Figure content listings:

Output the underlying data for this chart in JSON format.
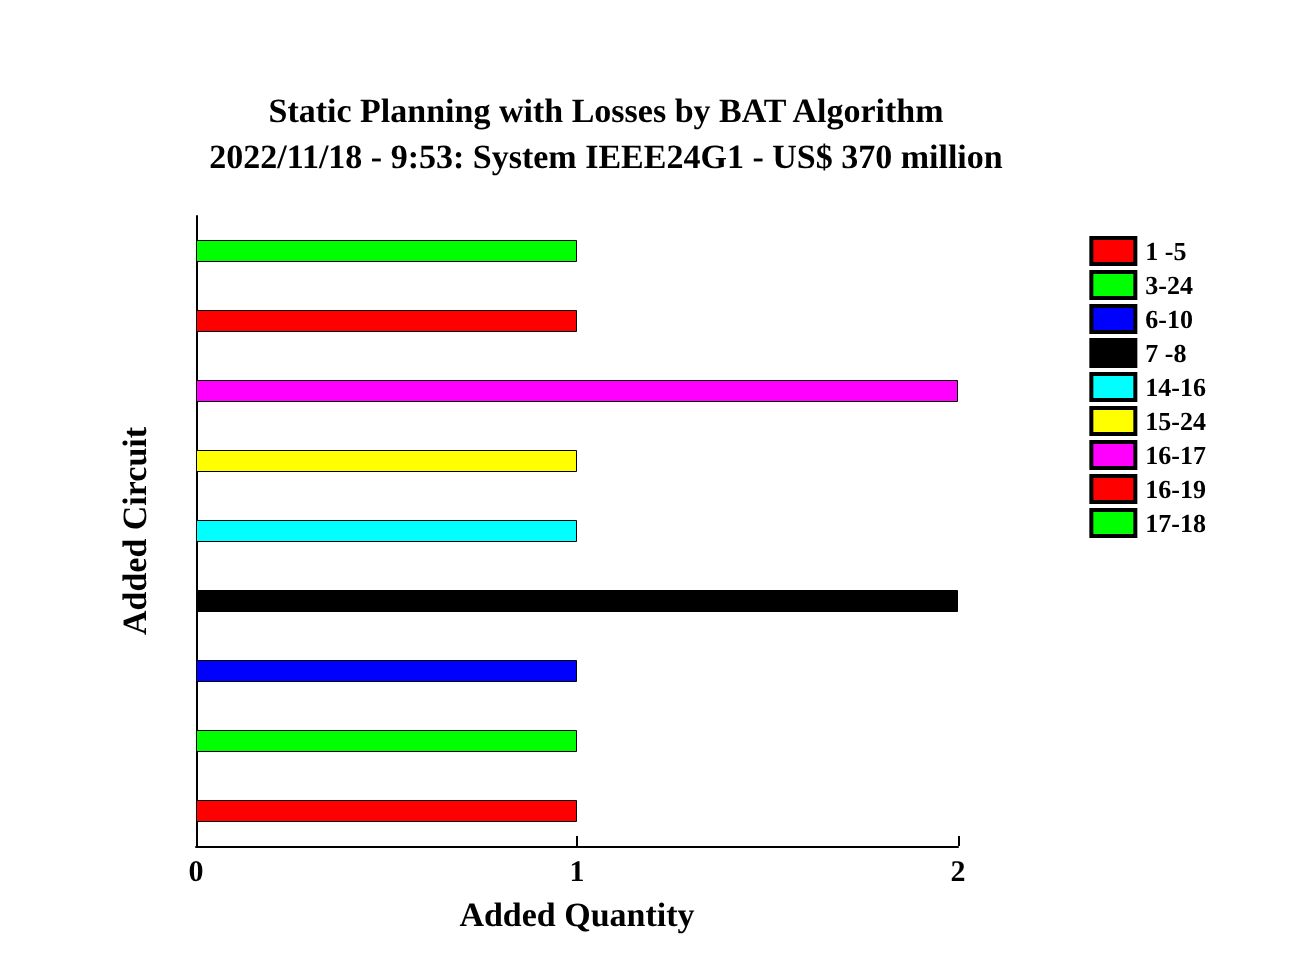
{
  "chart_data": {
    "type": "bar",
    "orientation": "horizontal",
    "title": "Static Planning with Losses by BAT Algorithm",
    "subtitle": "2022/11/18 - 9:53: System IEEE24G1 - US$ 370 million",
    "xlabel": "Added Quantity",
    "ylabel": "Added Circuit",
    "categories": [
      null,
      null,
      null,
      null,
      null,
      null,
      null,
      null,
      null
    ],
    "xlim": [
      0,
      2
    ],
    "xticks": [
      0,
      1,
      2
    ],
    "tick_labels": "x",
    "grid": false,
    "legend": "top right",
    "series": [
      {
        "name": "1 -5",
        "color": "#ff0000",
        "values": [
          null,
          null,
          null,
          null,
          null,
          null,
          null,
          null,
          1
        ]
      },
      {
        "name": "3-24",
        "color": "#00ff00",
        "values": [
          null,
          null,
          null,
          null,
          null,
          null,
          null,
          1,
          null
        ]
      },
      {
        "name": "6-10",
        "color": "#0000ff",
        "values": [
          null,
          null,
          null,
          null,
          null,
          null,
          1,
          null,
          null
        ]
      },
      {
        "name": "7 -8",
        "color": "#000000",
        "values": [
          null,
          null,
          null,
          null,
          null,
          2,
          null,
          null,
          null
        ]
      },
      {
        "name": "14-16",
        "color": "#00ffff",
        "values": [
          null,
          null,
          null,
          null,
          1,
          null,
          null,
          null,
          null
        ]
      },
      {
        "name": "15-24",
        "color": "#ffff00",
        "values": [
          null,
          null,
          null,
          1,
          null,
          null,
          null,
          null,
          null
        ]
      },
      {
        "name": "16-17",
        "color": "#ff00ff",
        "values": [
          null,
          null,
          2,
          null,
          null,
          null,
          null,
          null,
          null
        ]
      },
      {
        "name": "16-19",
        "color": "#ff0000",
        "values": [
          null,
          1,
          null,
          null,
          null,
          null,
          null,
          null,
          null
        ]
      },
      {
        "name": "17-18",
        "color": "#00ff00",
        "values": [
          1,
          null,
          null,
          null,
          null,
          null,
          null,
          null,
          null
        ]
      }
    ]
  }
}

- What you will do -
Copy all lines from the entries that contain the word "Added".

- Correct output -
    "xlabel": "Added Quantity",
    "ylabel": "Added Circuit",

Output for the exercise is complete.